Please write out the material below exactly as given.
--- BEGIN GIVEN RECORDS ---
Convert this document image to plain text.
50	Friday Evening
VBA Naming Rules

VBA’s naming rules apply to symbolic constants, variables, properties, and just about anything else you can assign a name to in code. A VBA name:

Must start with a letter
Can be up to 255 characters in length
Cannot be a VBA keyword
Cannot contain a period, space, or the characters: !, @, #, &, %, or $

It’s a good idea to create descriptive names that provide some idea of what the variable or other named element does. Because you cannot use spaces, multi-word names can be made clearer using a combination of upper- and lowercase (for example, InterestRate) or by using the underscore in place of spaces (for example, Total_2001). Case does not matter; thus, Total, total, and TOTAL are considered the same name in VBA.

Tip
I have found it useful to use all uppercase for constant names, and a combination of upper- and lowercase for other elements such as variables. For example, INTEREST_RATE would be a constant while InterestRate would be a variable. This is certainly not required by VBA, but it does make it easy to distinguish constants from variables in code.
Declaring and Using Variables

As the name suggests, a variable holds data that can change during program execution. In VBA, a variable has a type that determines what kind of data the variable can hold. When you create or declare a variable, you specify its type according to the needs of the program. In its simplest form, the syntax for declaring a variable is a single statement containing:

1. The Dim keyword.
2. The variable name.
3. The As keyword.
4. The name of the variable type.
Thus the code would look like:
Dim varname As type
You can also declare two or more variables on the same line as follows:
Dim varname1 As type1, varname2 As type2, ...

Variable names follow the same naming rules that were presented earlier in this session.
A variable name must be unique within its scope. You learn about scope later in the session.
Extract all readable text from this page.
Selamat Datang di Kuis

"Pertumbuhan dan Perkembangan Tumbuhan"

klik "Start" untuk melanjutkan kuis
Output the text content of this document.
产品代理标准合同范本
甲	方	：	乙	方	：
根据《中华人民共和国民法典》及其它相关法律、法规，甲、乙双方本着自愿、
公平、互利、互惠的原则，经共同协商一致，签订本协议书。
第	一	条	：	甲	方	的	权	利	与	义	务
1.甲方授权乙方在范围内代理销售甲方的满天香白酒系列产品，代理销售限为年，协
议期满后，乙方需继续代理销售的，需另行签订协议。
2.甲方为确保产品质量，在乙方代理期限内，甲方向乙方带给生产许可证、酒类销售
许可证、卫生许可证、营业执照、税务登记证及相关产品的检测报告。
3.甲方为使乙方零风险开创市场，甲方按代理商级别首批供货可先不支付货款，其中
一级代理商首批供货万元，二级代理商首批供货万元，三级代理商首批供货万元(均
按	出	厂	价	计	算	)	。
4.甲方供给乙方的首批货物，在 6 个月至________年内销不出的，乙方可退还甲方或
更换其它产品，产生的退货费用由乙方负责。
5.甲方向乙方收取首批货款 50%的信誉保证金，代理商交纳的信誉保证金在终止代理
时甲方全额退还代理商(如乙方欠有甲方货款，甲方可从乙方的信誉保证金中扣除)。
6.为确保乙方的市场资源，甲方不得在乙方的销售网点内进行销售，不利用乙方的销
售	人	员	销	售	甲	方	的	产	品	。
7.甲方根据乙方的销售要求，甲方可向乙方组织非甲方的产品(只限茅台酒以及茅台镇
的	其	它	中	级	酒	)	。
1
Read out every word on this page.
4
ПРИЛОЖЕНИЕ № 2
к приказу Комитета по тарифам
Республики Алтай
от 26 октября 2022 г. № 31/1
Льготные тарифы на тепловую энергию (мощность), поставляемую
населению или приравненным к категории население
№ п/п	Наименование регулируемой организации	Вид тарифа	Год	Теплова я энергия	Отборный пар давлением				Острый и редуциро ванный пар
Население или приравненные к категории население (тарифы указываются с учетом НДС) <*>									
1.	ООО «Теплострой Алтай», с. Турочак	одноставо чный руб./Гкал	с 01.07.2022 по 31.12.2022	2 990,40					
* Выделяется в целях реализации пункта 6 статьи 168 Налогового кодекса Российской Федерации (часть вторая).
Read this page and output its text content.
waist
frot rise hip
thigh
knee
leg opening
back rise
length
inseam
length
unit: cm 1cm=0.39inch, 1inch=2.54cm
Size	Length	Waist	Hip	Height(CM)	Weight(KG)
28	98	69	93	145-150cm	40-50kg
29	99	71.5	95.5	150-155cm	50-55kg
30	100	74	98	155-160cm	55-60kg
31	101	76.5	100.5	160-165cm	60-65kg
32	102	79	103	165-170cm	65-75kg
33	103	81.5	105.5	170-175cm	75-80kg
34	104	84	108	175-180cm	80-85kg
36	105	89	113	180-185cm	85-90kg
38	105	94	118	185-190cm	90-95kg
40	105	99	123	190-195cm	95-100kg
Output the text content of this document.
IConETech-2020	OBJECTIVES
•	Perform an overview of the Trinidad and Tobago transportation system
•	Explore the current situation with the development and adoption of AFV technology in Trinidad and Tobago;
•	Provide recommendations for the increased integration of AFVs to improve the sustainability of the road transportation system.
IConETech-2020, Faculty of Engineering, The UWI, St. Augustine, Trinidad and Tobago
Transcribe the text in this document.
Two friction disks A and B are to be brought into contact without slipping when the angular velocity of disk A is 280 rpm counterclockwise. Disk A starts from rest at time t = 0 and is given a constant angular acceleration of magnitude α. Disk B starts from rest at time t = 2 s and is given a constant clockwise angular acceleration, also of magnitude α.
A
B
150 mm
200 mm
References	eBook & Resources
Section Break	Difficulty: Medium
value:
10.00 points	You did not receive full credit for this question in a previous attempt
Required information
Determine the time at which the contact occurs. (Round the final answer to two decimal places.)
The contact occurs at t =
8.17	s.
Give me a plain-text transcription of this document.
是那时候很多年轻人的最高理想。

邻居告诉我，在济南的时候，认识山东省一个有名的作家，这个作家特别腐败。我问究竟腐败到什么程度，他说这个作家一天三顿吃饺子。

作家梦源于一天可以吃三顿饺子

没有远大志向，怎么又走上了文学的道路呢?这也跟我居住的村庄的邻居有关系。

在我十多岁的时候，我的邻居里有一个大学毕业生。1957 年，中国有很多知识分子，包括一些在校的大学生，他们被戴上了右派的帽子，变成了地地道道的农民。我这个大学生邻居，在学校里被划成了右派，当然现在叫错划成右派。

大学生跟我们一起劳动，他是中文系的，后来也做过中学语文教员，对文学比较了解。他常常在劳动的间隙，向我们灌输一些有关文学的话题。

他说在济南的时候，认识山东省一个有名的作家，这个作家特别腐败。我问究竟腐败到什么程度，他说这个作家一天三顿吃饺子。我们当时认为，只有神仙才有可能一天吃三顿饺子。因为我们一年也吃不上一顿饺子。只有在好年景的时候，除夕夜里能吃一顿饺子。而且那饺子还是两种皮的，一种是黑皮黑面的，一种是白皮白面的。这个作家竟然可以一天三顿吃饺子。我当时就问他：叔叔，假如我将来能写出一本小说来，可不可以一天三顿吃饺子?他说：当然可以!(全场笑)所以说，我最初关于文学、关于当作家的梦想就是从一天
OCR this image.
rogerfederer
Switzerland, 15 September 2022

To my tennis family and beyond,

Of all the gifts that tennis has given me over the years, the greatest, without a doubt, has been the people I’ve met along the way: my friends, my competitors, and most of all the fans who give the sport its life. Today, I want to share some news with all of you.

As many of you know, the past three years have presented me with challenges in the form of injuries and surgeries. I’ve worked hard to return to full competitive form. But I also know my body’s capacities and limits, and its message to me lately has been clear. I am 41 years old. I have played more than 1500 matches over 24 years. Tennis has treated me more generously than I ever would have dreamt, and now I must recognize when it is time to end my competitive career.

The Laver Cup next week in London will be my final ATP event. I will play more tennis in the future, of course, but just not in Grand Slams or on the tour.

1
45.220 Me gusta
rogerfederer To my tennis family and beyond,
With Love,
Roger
--- END GIVEN RECORDS ---
| COMPLETE OUTPUT |
Convert this document image to plain text.
50	Friday Evening
VBA Naming Rules

VBA’s naming rules apply to symbolic constants, variables, properties, and just about anything else you can assign a name to in code. A VBA name:

Must start with a letter
Can be up to 255 characters in length
Cannot be a VBA keyword
Cannot contain a period, space, or the characters: !, @, #, &, %, or $

It’s a good idea to create descriptive names that provide some idea of what the variable or other named element does. Because you cannot use spaces, multi-word names can be made clearer using a combination of upper- and lowercase (for example, InterestRate) or by using the underscore in place of spaces (for example, Total_2001). Case does not matter; thus, Total, total, and TOTAL are considered the same name in VBA.

Tip
I have found it useful to use all uppercase for constant names, and a combination of upper- and lowercase for other elements such as variables. For example, INTEREST_RATE would be a constant while InterestRate would be a variable. This is certainly not required by VBA, but it does make it easy to distinguish constants from variables in code.
Declaring and Using Variables

As the name suggests, a variable holds data that can change during program execution. In VBA, a variable has a type that determines what kind of data the variable can hold. When you create or declare a variable, you specify its type according to the needs of the program. In its simplest form, the syntax for declaring a variable is a single statement containing:

1. The Dim keyword.
2. The variable name.
3. The As keyword.
4. The name of the variable type.
Thus the code would look like:
Dim varname As type
You can also declare two or more variables on the same line as follows:
Dim varname1 As type1, varname2 As type2, ...

Variable names follow the same naming rules that were presented earlier in this session.
A variable name must be unique within its scope. You learn about scope later in the session.
Extract all readable text from this page.
Selamat Datang di Kuis

"Pertumbuhan dan Perkembangan Tumbuhan"

klik "Start" untuk melanjutkan kuis
Output the text content of this document.
产品代理标准合同范本
甲	方	：	乙	方	：
根据《中华人民共和国民法典》及其它相关法律、法规，甲、乙双方本着自愿、
公平、互利、互惠的原则，经共同协商一致，签订本协议书。
第	一	条	：	甲	方	的	权	利	与	义	务
1.甲方授权乙方在范围内代理销售甲方的满天香白酒系列产品，代理销售限为年，协
议期满后，乙方需继续代理销售的，需另行签订协议。
2.甲方为确保产品质量，在乙方代理期限内，甲方向乙方带给生产许可证、酒类销售
许可证、卫生许可证、营业执照、税务登记证及相关产品的检测报告。
3.甲方为使乙方零风险开创市场，甲方按代理商级别首批供货可先不支付货款，其中
一级代理商首批供货万元，二级代理商首批供货万元，三级代理商首批供货万元(均
按	出	厂	价	计	算	)	。
4.甲方供给乙方的首批货物，在 6 个月至________年内销不出的，乙方可退还甲方或
更换其它产品，产生的退货费用由乙方负责。
5.甲方向乙方收取首批货款 50%的信誉保证金，代理商交纳的信誉保证金在终止代理
时甲方全额退还代理商(如乙方欠有甲方货款，甲方可从乙方的信誉保证金中扣除)。
6.为确保乙方的市场资源，甲方不得在乙方的销售网点内进行销售，不利用乙方的销
售	人	员	销	售	甲	方	的	产	品	。
7.甲方根据乙方的销售要求，甲方可向乙方组织非甲方的产品(只限茅台酒以及茅台镇
的	其	它	中	级	酒	)	。
1
Read out every word on this page.
4
ПРИЛОЖЕНИЕ № 2
к приказу Комитета по тарифам
Республики Алтай
от 26 октября 2022 г. № 31/1
Льготные тарифы на тепловую энергию (мощность), поставляемую
населению или приравненным к категории население
№ п/п	Наименование регулируемой организации	Вид тарифа	Год	Теплова я энергия	Отборный пар давлением				Острый и редуциро ванный пар
Население или приравненные к категории население (тарифы указываются с учетом НДС) <*>									
1.	ООО «Теплострой Алтай», с. Турочак	одноставо чный руб./Гкал	с 01.07.2022 по 31.12.2022	2 990,40					
* Выделяется в целях реализации пункта 6 статьи 168 Налогового кодекса Российской Федерации (часть вторая).
Read this page and output its text content.
waist
frot rise hip
thigh
knee
leg opening
back rise
length
inseam
length
unit: cm 1cm=0.39inch, 1inch=2.54cm
Size	Length	Waist	Hip	Height(CM)	Weight(KG)
28	98	69	93	145-150cm	40-50kg
29	99	71.5	95.5	150-155cm	50-55kg
30	100	74	98	155-160cm	55-60kg
31	101	76.5	100.5	160-165cm	60-65kg
32	102	79	103	165-170cm	65-75kg
33	103	81.5	105.5	170-175cm	75-80kg
34	104	84	108	175-180cm	80-85kg
36	105	89	113	180-185cm	85-90kg
38	105	94	118	185-190cm	90-95kg
40	105	99	123	190-195cm	95-100kg
Output the text content of this document.
IConETech-2020	OBJECTIVES
•	Perform an overview of the Trinidad and Tobago transportation system
•	Explore the current situation with the development and adoption of AFV technology in Trinidad and Tobago;
•	Provide recommendations for the increased integration of AFVs to improve the sustainability of the road transportation system.
IConETech-2020, Faculty of Engineering, The UWI, St. Augustine, Trinidad and Tobago
Transcribe the text in this document.
Two friction disks A and B are to be brought into contact without slipping when the angular velocity of disk A is 280 rpm counterclockwise. Disk A starts from rest at time t = 0 and is given a constant angular acceleration of magnitude α. Disk B starts from rest at time t = 2 s and is given a constant clockwise angular acceleration, also of magnitude α.
A
B
150 mm
200 mm
References	eBook & Resources
Section Break	Difficulty: Medium
value:
10.00 points	You did not receive full credit for this question in a previous attempt
Required information
Determine the time at which the contact occurs. (Round the final answer to two decimal places.)
The contact occurs at t =
8.17	s.
Give me a plain-text transcription of this document.
是那时候很多年轻人的最高理想。

邻居告诉我，在济南的时候，认识山东省一个有名的作家，这个作家特别腐败。我问究竟腐败到什么程度，他说这个作家一天三顿吃饺子。

作家梦源于一天可以吃三顿饺子

没有远大志向，怎么又走上了文学的道路呢?这也跟我居住的村庄的邻居有关系。

在我十多岁的时候，我的邻居里有一个大学毕业生。1957 年，中国有很多知识分子，包括一些在校的大学生，他们被戴上了右派的帽子，变成了地地道道的农民。我这个大学生邻居，在学校里被划成了右派，当然现在叫错划成右派。

大学生跟我们一起劳动，他是中文系的，后来也做过中学语文教员，对文学比较了解。他常常在劳动的间隙，向我们灌输一些有关文学的话题。

他说在济南的时候，认识山东省一个有名的作家，这个作家特别腐败。我问究竟腐败到什么程度，他说这个作家一天三顿吃饺子。我们当时认为，只有神仙才有可能一天吃三顿饺子。因为我们一年也吃不上一顿饺子。只有在好年景的时候，除夕夜里能吃一顿饺子。而且那饺子还是两种皮的，一种是黑皮黑面的，一种是白皮白面的。这个作家竟然可以一天三顿吃饺子。我当时就问他：叔叔，假如我将来能写出一本小说来，可不可以一天三顿吃饺子?他说：当然可以!(全场笑)所以说，我最初关于文学、关于当作家的梦想就是从一天
OCR this image.
rogerfederer
Switzerland, 15 September 2022

To my tennis family and beyond,

Of all the gifts that tennis has given me over the years, the greatest, without a doubt, has been the people I’ve met along the way: my friends, my competitors, and most of all the fans who give the sport its life. Today, I want to share some news with all of you.

As many of you know, the past three years have presented me with challenges in the form of injuries and surgeries. I’ve worked hard to return to full competitive form. But I also know my body’s capacities and limits, and its message to me lately has been clear. I am 41 years old. I have played more than 1500 matches over 24 years. Tennis has treated me more generously than I ever would have dreamt, and now I must recognize when it is time to end my competitive career.

The Laver Cup next week in London will be my final ATP event. I will play more tennis in the future, of course, but just not in Grand Slams or on the tour.

1
45.220 Me gusta
rogerfederer To my tennis family and beyond,
With Love,
Roger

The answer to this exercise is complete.